- Short task -
Give only the number of lines that include the string "PROMSIZ".

- Stored rows -
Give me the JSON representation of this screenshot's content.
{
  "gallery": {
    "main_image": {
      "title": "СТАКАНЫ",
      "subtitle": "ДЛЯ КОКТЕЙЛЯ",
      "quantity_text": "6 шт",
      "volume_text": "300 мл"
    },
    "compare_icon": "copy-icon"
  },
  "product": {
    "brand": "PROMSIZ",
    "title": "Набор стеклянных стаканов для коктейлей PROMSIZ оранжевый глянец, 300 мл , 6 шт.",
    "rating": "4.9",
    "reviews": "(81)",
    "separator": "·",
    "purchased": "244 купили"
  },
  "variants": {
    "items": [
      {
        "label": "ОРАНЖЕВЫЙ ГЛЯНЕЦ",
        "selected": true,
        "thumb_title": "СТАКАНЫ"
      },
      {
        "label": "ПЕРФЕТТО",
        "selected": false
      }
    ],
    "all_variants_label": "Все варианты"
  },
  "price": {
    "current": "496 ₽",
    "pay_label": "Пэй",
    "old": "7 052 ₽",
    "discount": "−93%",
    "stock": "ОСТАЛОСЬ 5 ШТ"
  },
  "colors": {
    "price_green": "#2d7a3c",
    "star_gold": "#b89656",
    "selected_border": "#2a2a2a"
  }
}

- Output below -
2